The problem:
Using the records below, locate all lines containing "sifati" and return them.

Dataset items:
=====
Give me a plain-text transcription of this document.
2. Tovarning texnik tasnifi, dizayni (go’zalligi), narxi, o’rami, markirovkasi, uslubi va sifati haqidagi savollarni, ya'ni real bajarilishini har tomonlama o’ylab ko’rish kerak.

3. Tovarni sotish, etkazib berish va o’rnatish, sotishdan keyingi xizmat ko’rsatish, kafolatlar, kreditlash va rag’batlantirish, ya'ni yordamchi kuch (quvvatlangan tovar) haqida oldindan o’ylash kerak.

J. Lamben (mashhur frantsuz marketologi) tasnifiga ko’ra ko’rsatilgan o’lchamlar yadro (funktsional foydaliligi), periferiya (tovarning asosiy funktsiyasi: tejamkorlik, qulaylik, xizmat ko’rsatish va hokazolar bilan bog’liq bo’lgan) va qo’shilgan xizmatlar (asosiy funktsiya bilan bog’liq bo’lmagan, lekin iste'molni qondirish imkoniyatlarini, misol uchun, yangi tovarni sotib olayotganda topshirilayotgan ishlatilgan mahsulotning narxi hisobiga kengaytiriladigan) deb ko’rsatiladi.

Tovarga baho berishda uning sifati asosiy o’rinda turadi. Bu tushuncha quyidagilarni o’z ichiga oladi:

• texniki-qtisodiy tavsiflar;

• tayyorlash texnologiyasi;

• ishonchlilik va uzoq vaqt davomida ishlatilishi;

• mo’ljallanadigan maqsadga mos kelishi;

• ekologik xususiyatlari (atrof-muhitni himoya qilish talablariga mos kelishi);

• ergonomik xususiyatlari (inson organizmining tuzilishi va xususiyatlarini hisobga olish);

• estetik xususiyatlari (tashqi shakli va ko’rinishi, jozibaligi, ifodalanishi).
=====
The reply:
2. Tovarning texnik tasnifi, dizayni (go’zalligi), narxi, o’rami, markirovkasi, uslubi va sifati haqidagi savollarni, ya'ni real bajarilishini har tomonlama o’ylab ko’rish kerak.
Tovarga baho berishda uning sifati asosiy o’rinda turadi. Bu tushuncha quyidagilarni o’z ichiga oladi:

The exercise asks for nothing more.